** BEGIN Records provided **
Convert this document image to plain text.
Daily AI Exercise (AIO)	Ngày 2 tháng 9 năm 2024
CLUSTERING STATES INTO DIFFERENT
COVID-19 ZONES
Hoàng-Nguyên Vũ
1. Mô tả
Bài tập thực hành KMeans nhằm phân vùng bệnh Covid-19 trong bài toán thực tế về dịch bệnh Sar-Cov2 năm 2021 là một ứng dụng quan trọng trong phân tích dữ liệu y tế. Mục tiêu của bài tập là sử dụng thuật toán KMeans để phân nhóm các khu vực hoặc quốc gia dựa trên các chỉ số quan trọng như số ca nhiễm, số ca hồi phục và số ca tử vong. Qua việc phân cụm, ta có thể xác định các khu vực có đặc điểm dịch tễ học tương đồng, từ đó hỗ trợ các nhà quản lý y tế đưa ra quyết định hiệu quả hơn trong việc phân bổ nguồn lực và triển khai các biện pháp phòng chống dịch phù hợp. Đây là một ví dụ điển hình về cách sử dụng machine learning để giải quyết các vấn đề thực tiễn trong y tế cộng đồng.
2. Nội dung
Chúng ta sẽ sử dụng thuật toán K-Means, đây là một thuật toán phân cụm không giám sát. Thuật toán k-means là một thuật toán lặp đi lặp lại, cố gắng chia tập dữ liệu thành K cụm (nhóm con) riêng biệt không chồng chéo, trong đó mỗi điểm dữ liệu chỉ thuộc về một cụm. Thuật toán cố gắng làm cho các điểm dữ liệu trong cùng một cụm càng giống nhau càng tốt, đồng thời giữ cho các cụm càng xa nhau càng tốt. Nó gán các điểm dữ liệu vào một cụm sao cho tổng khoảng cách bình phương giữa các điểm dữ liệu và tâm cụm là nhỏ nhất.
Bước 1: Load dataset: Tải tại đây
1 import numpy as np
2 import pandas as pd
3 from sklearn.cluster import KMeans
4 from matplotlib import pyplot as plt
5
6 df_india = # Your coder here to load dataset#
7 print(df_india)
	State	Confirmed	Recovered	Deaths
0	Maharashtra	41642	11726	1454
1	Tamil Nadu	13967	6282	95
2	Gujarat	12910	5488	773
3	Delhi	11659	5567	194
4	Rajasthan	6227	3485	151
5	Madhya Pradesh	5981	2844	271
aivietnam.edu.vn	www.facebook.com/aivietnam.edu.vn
** END Records provided **
**Objective**: Copy out the full listing exactly.

**The response**:
Convert this document image to plain text.
Daily AI Exercise (AIO)	Ngày 2 tháng 9 năm 2024
CLUSTERING STATES INTO DIFFERENT
COVID-19 ZONES
Hoàng-Nguyên Vũ
1. Mô tả
Bài tập thực hành KMeans nhằm phân vùng bệnh Covid-19 trong bài toán thực tế về dịch bệnh Sar-Cov2 năm 2021 là một ứng dụng quan trọng trong phân tích dữ liệu y tế. Mục tiêu của bài tập là sử dụng thuật toán KMeans để phân nhóm các khu vực hoặc quốc gia dựa trên các chỉ số quan trọng như số ca nhiễm, số ca hồi phục và số ca tử vong. Qua việc phân cụm, ta có thể xác định các khu vực có đặc điểm dịch tễ học tương đồng, từ đó hỗ trợ các nhà quản lý y tế đưa ra quyết định hiệu quả hơn trong việc phân bổ nguồn lực và triển khai các biện pháp phòng chống dịch phù hợp. Đây là một ví dụ điển hình về cách sử dụng machine learning để giải quyết các vấn đề thực tiễn trong y tế cộng đồng.
2. Nội dung
Chúng ta sẽ sử dụng thuật toán K-Means, đây là một thuật toán phân cụm không giám sát. Thuật toán k-means là một thuật toán lặp đi lặp lại, cố gắng chia tập dữ liệu thành K cụm (nhóm con) riêng biệt không chồng chéo, trong đó mỗi điểm dữ liệu chỉ thuộc về một cụm. Thuật toán cố gắng làm cho các điểm dữ liệu trong cùng một cụm càng giống nhau càng tốt, đồng thời giữ cho các cụm càng xa nhau càng tốt. Nó gán các điểm dữ liệu vào một cụm sao cho tổng khoảng cách bình phương giữa các điểm dữ liệu và tâm cụm là nhỏ nhất.
Bước 1: Load dataset: Tải tại đây
1 import numpy as np
2 import pandas as pd
3 from sklearn.cluster import KMeans
4 from matplotlib import pyplot as plt
5
6 df_india = # Your coder here to load dataset#
7 print(df_india)
	State	Confirmed	Recovered	Deaths
0	Maharashtra	41642	11726	1454
1	Tamil Nadu	13967	6282	95
2	Gujarat	12910	5488	773
3	Delhi	11659	5567	194
4	Rajasthan	6227	3485	151
5	Madhya Pradesh	5981	2844	271
aivietnam.edu.vn	www.facebook.com/aivietnam.edu.vn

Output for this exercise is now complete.